Wherever a line in the data below holds "with", copy that line.

╭─ INFORMATION GIVEN

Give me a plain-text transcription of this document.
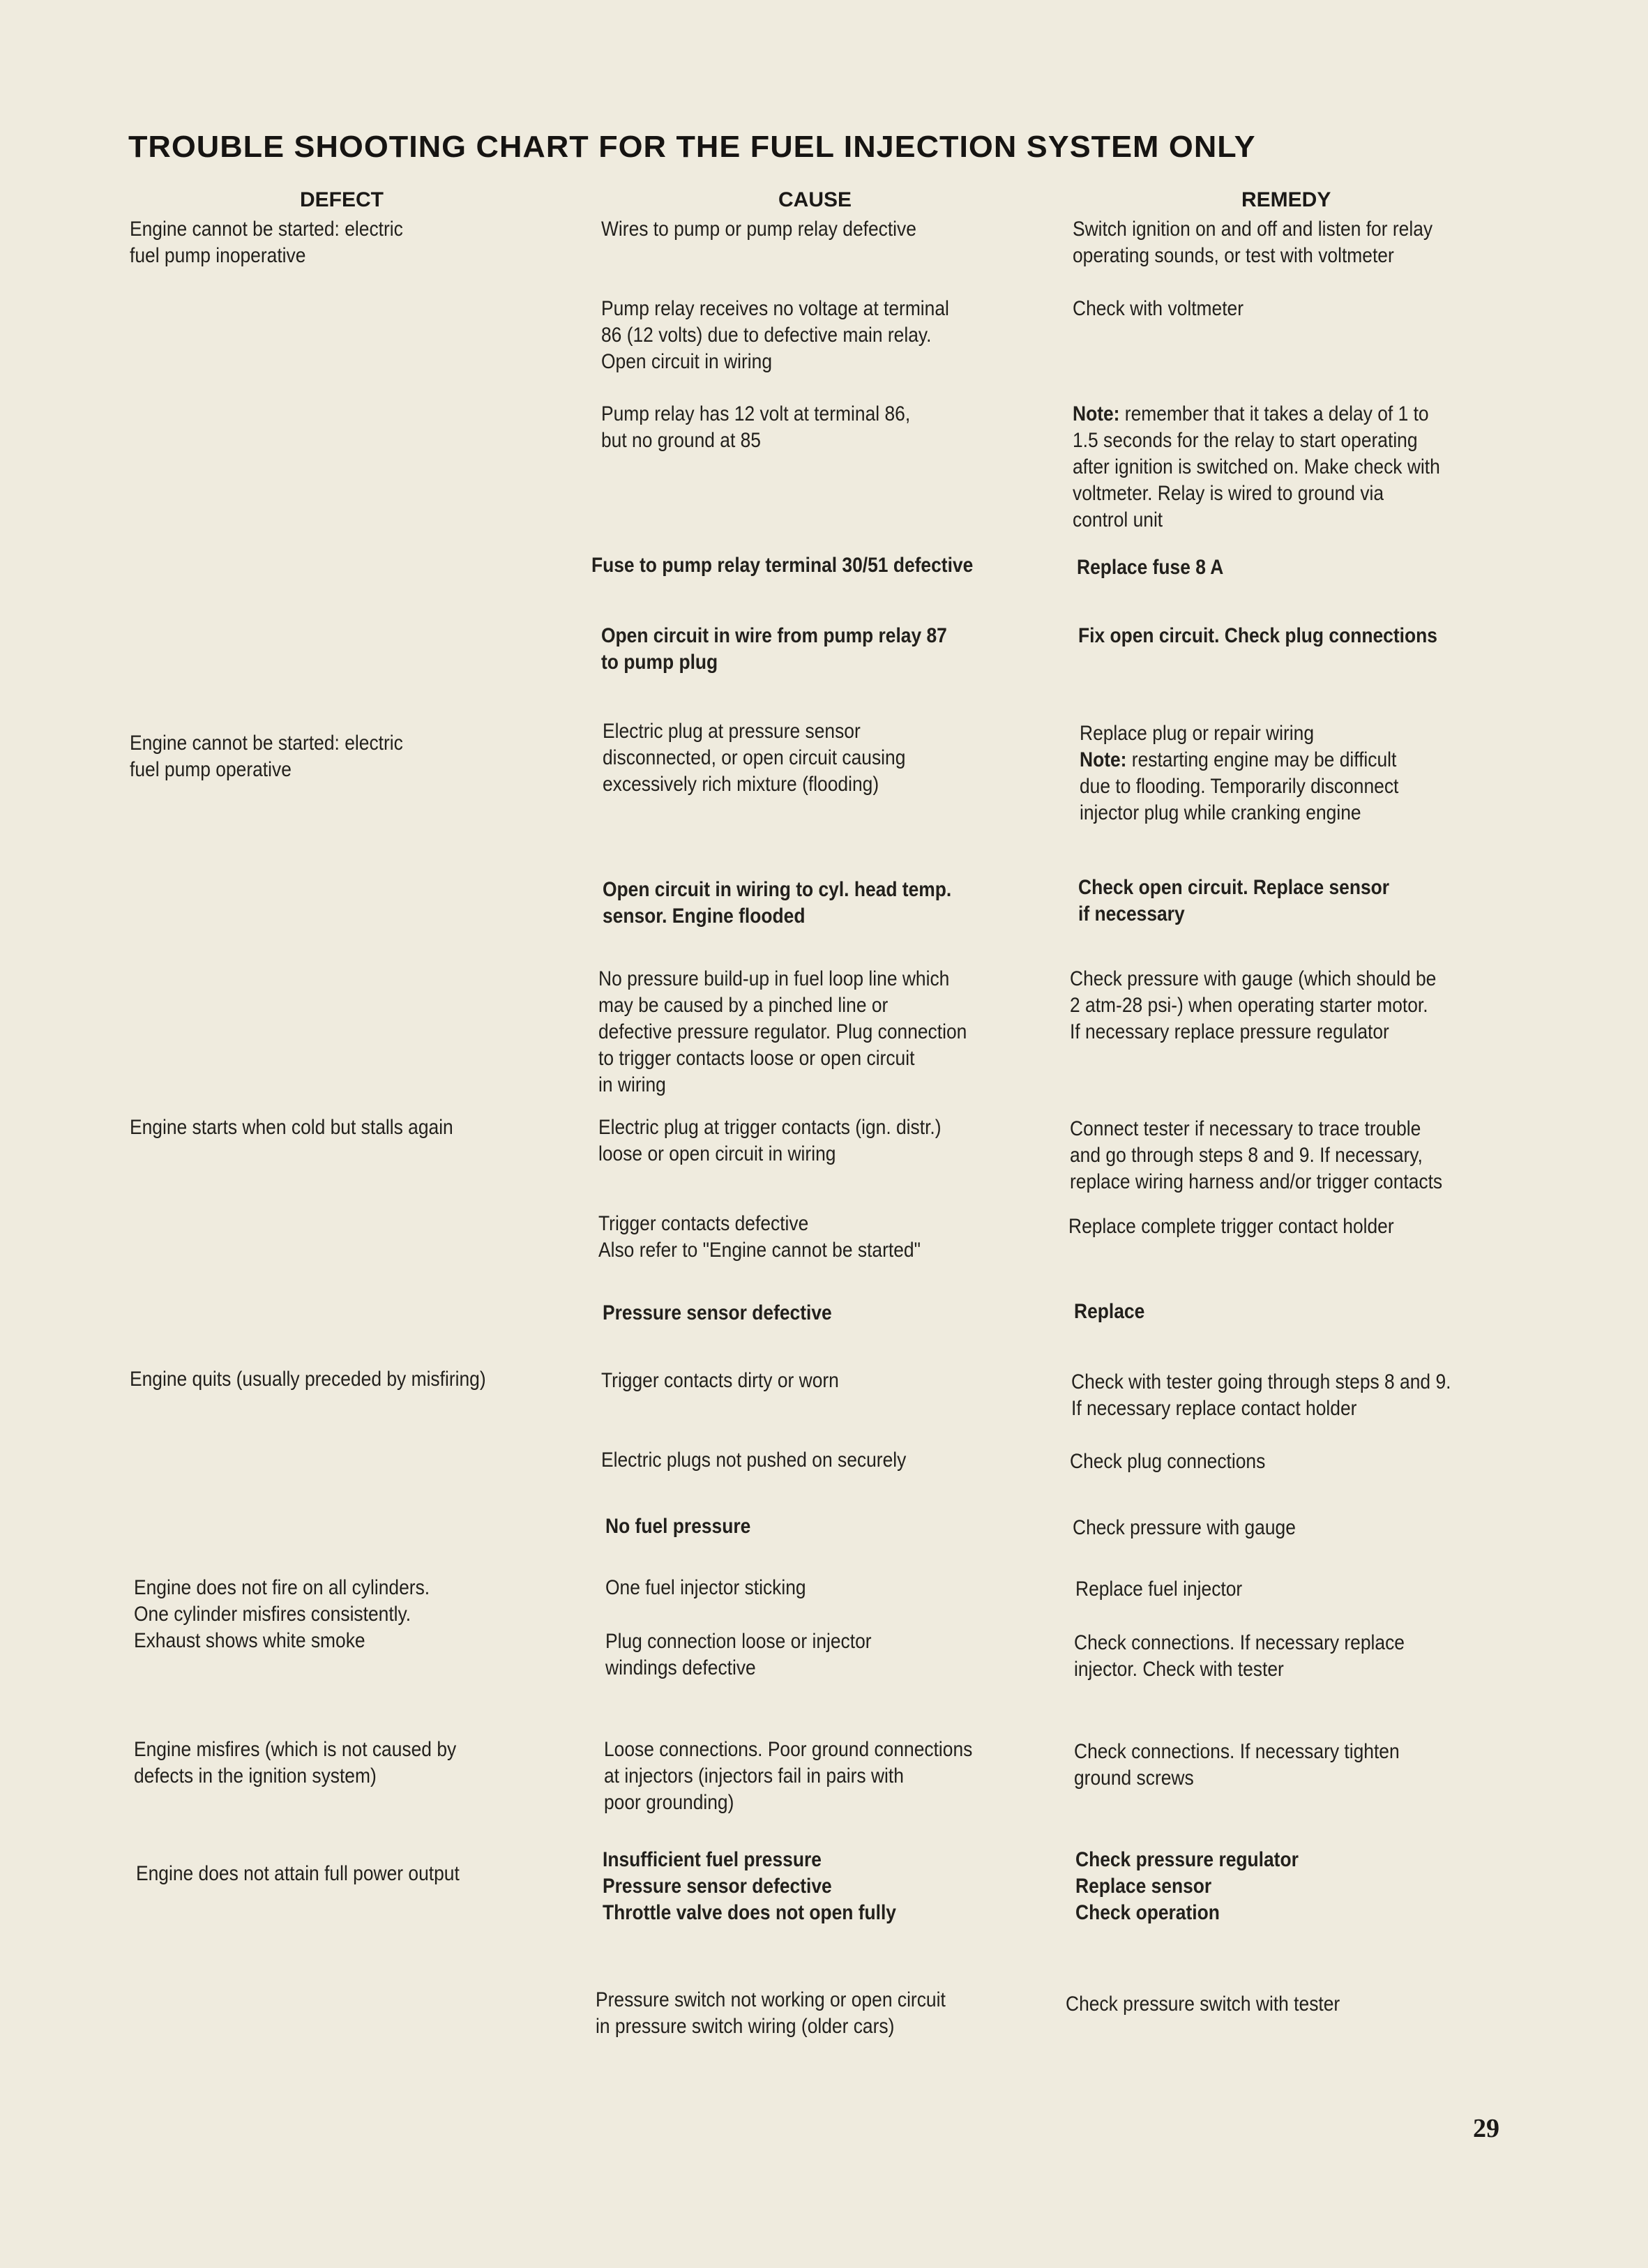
TROUBLE SHOOTING CHART FOR THE FUEL INJECTION SYSTEM ONLY
DEFECT	CAUSE	REMEDY
Engine cannot be started: electric
fuel pump inoperative
Engine cannot be started: electric
fuel pump operative
Engine starts when cold but stalls again
Engine quits (usually preceded by misfiring)
Engine does not fire on all cylinders.
One cylinder misfires consistently.
Exhaust shows white smoke
Engine misfires (which is not caused by
defects in the ignition system)
Engine does not attain full power output
Wires to pump or pump relay defective
Pump relay receives no voltage at terminal
86 (12 volts) due to defective main relay.
Open circuit in wiring
Pump relay has 12 volt at terminal 86,
but no ground at 85
Fuse to pump relay terminal 30/51 defective
Open circuit in wire from pump relay 87
to pump plug
Electric plug at pressure sensor
disconnected, or open circuit causing
excessively rich mixture (flooding)
Open circuit in wiring to cyl. head temp.
sensor. Engine flooded
No pressure build-up in fuel loop line which
may be caused by a pinched line or
defective pressure regulator. Plug connection
to trigger contacts loose or open circuit
in wiring
Electric plug at trigger contacts (ign. distr.)
loose or open circuit in wiring
Trigger contacts defective
Also refer to "Engine cannot be started"
Pressure sensor defective
Trigger contacts dirty or worn
Electric plugs not pushed on securely
No fuel pressure
One fuel injector sticking
Plug connection loose or injector
windings defective
Loose connections. Poor ground connections
at injectors (injectors fail in pairs with
poor grounding)
Insufficient fuel pressure
Pressure sensor defective
Throttle valve does not open fully
Pressure switch not working or open circuit
in pressure switch wiring (older cars)
Switch ignition on and off and listen for relay
operating sounds, or test with voltmeter
Check with voltmeter
Note: remember that it takes a delay of 1 to
1.5 seconds for the relay to start operating
after ignition is switched on. Make check with
voltmeter. Relay is wired to ground via
control unit
Replace fuse 8 A
Fix open circuit. Check plug connections
Replace plug or repair wiring
Note: restarting engine may be difficult
due to flooding. Temporarily disconnect
injector plug while cranking engine
Check open circuit. Replace sensor
if necessary
Check pressure with gauge (which should be
2 atm-28 psi-) when operating starter motor.
If necessary replace pressure regulator
Connect tester if necessary to trace trouble
and go through steps 8 and 9. If necessary,
replace wiring harness and/or trigger contacts
Replace complete trigger contact holder
Replace
Check with tester going through steps 8 and 9.
If necessary replace contact holder
Check plug connections
Check pressure with gauge
Replace fuel injector
Check connections. If necessary replace
injector. Check with tester
Check connections. If necessary tighten
ground screws
Check pressure regulator
Replace sensor
Check operation
Check pressure switch with tester
29
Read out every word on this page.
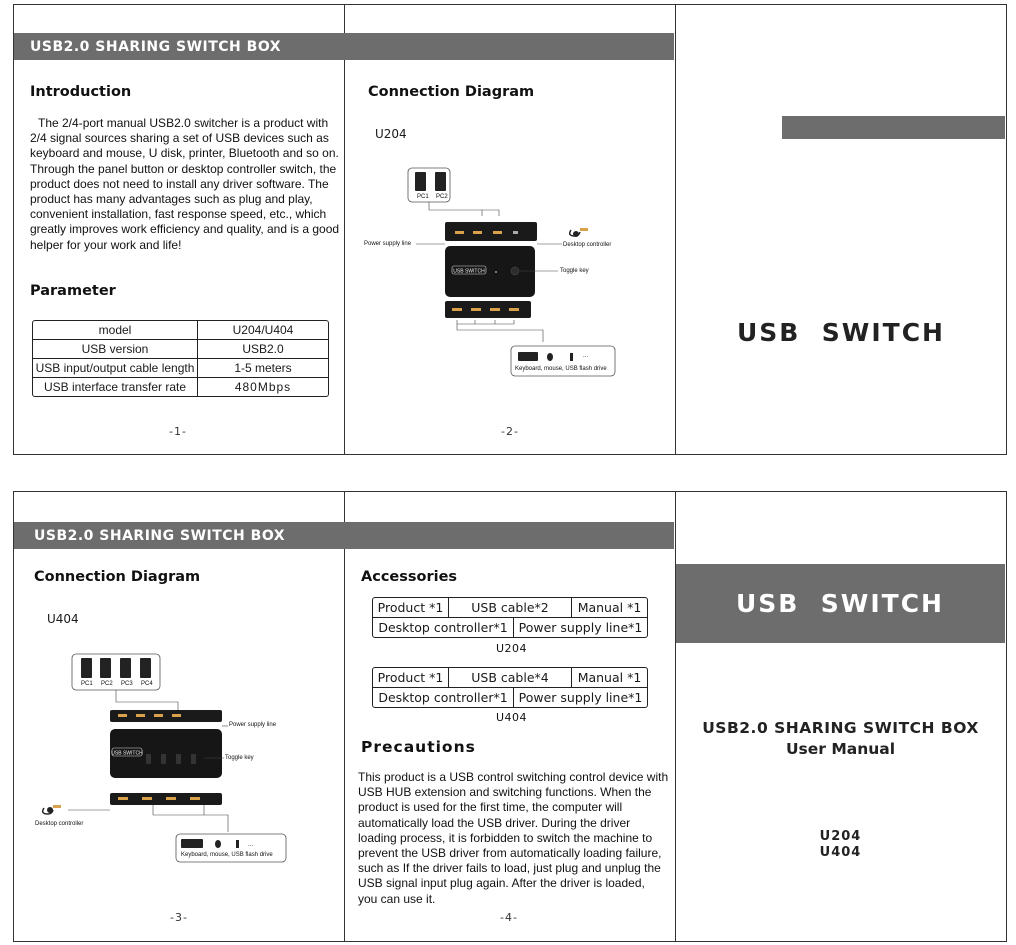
USB2.0 SHARING SWITCH BOX
Introduction
The 2/4-port manual USB2.0 switcher is a product with
2/4 signal sources sharing a set of USB devices such as
keyboard and mouse, U disk, printer, Bluetooth and so on.
Through the panel button or desktop controller switch, the
product does not need to install any driver software. The
product has many advantages such as plug and play,
convenient installation, fast response speed, etc., which
greatly improves work efficiency and quality, and is a good
helper for your work and life!
Parameter
model	U204/U404
USB version	USB2.0
USB input/output cable length	1-5 meters
USB interface transfer rate	480Mbps
-1-
Connection Diagram
U204
USB SWITCH
PC1 PC2
Power supply line	Desktop controller
Toggle key
...
Keyboard, mouse, USB flash drive
-2-
USB  SWITCH
USB2.0 SHARING SWITCH BOX
USB  SWITCH
Connection Diagram
U404
USB SWITCH
PC1 PC2 PC3 PC4
Power supply line
Toggle key
Desktop controller
...
Keyboard, mouse, USB flash drive
-3-
Accessories
Product *1	USB cable*2	Manual *1
Desktop controller*1 Power supply line*1
U204
Product *1	USB cable*4	Manual *1
Desktop controller*1 Power supply line*1
U404
Precautions
This product is a USB control switching control device with
USB HUB extension and switching functions. When the
product is used for the first time, the computer will
automatically load the USB driver. During the driver
loading process, it is forbidden to switch the machine to
prevent the USB driver from automatically loading failure,
such as If the driver fails to load, just plug and unplug the
USB signal input plug again. After the driver is loaded,
you can use it.
-4-
USB2.0 SHARING SWITCH BOX
User Manual
U204
U404
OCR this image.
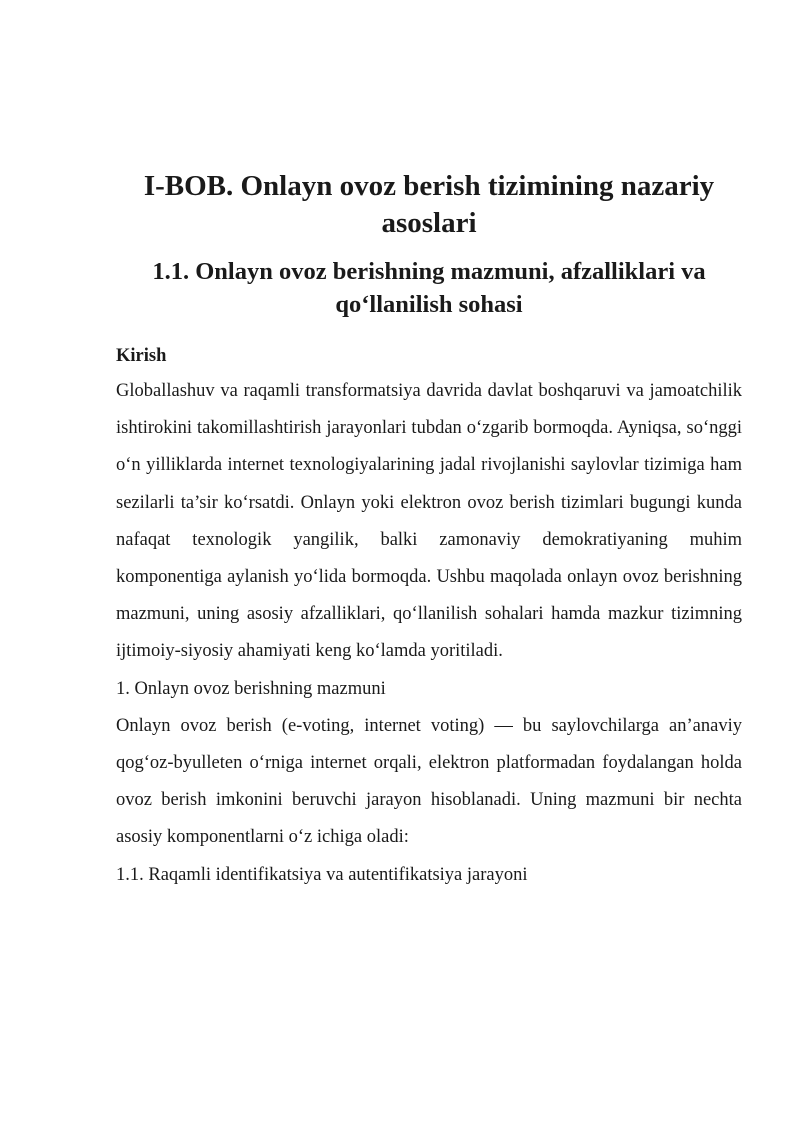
I-BOB. Onlayn ovoz berish tizimining nazariy asoslari
1.1. Onlayn ovoz berishning mazmuni, afzalliklari va qo‘llanilish sohasi
Kirish

Globallashuv va raqamli transformatsiya davrida davlat boshqaruvi va jamoatchilik ishtirokini takomillashtirish jarayonlari tubdan o‘zgarib bormoqda. Ayniqsa, so‘nggi o‘n yilliklarda internet texnologiyalarining jadal rivojlanishi saylovlar tizimiga ham sezilarli ta’sir ko‘rsatdi. Onlayn yoki elektron ovoz berish tizimlari bugungi kunda nafaqat texnologik yangilik, balki zamonaviy demokratiyaning muhim komponentiga aylanish yo‘lida bormoqda. Ushbu maqolada onlayn ovoz berishning mazmuni, uning asosiy afzalliklari, qo‘llanilish sohalari hamda mazkur tizimning ijtimoiy-siyosiy ahamiyati keng ko‘lamda yoritiladi.

1. Onlayn ovoz berishning mazmuni

Onlayn ovoz berish (e-voting, internet voting) — bu saylovchilarga an’anaviy qog‘oz-byulleten o‘rniga internet orqali, elektron platformadan foydalangan holda ovoz berish imkonini beruvchi jarayon hisoblanadi. Uning mazmuni bir nechta asosiy komponentlarni o‘z ichiga oladi:

1.1. Raqamli identifikatsiya va autentifikatsiya jarayoni
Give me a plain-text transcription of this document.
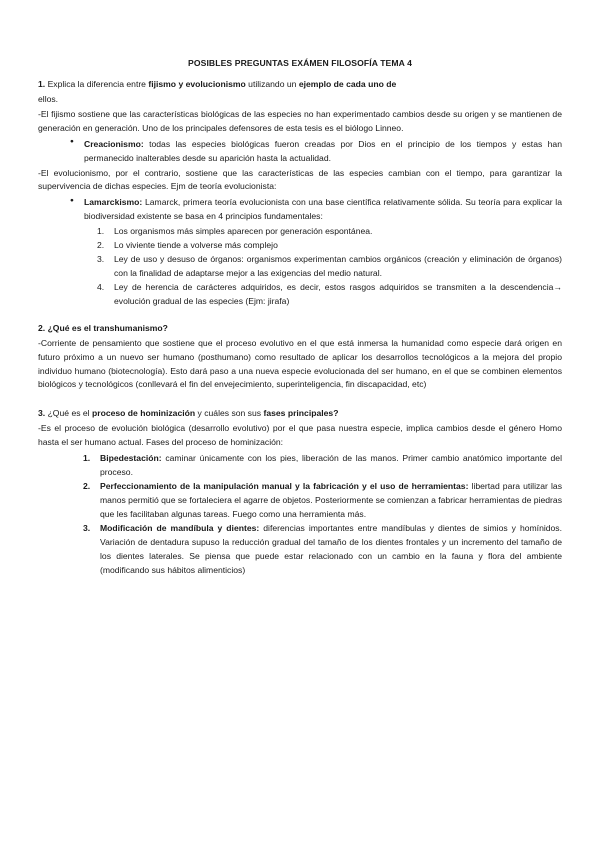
POSIBLES PREGUNTAS EXÁMEN FILOSOFÍA TEMA 4
1. Explica la diferencia entre fijismo y evolucionismo utilizando un ejemplo de cada uno de
ellos.
-El fijismo sostiene que las características biológicas de las especies no han experimentado cambios desde su origen y se mantienen de generación en generación. Uno de los principales defensores de esta tesis es el biólogo Linneo.
● Creacionismo: todas las especies biológicas fueron creadas por Dios en el principio de los tiempos y estas han permanecido inalterables desde su aparición hasta la actualidad.
-El evolucionismo, por el contrario, sostiene que las características de las especies cambian con el tiempo, para garantizar la supervivencia de dichas especies. Ejm de teoría evolucionista:
● Lamarckismo: Lamarck, primera teoría evolucionista con una base científica relativamente sólida. Su teoría para explicar la biodiversidad existente se basa en 4 principios fundamentales:
Los organismos más simples aparecen por generación espontánea.
Lo viviente tiende a volverse más complejo
Ley de uso y desuso de órganos: organismos experimentan cambios orgánicos (creación y eliminación de órganos) con la finalidad de adaptarse mejor a las exigencias del medio natural.
Ley de herencia de carácteres adquiridos, es decir, estos rasgos adquiridos se transmiten a la descendencia→ evolución gradual de las especies (Ejm: jirafa)
2. ¿Qué es el transhumanismo?
-Corriente de pensamiento que sostiene que el proceso evolutivo en el que está inmersa la humanidad como especie dará origen en futuro próximo a un nuevo ser humano (posthumano) como resultado de aplicar los desarrollos tecnológicos a la mejora del propio individuo humano (biotecnología). Esto dará paso a una nueva especie evolucionada del ser humano, en el que se combinen elementos biológicos y tecnológicos (conllevará el fin del envejecimiento, superinteligencia, fin discapacidad, etc)
3. ¿Qué es el proceso de hominización y cuáles son sus fases principales?
-Es el proceso de evolución biológica (desarrollo evolutivo) por el que pasa nuestra especie, implica cambios desde el género Homo hasta el ser humano actual. Fases del proceso de hominización:
Bipedestación: caminar únicamente con los pies, liberación de las manos. Primer cambio anatómico importante del proceso.
Perfeccionamiento de la manipulación manual y la fabricación y el uso de herramientas: libertad para utilizar las manos permitió que se fortaleciera el agarre de objetos. Posteriormente se comienzan a fabricar herramientas de piedras que les facilitaban algunas tareas. Fuego como una herramienta más.
Modificación de mandíbula y dientes: diferencias importantes entre mandíbulas y dientes de simios y homínidos. Variación de dentadura supuso la reducción gradual del tamaño de los dientes frontales y un incremento del tamaño de los dientes laterales. Se piensa que puede estar relacionado con un cambio en la fauna y flora del ambiente (modificando sus hábitos alimenticios)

╰─

# IN RESPONSE
at injectors (injectors fail in pairs with
operating sounds, or test with voltmeter
Check with voltmeter
after ignition is switched on. Make check with
Check pressure with gauge (which should be
Check with tester going through steps 8 and 9.
Check pressure with gauge
injector. Check with tester
Check pressure switch with tester
The 2/4-port manual USB2.0 switcher is a product with
This product is a USB control switching control device with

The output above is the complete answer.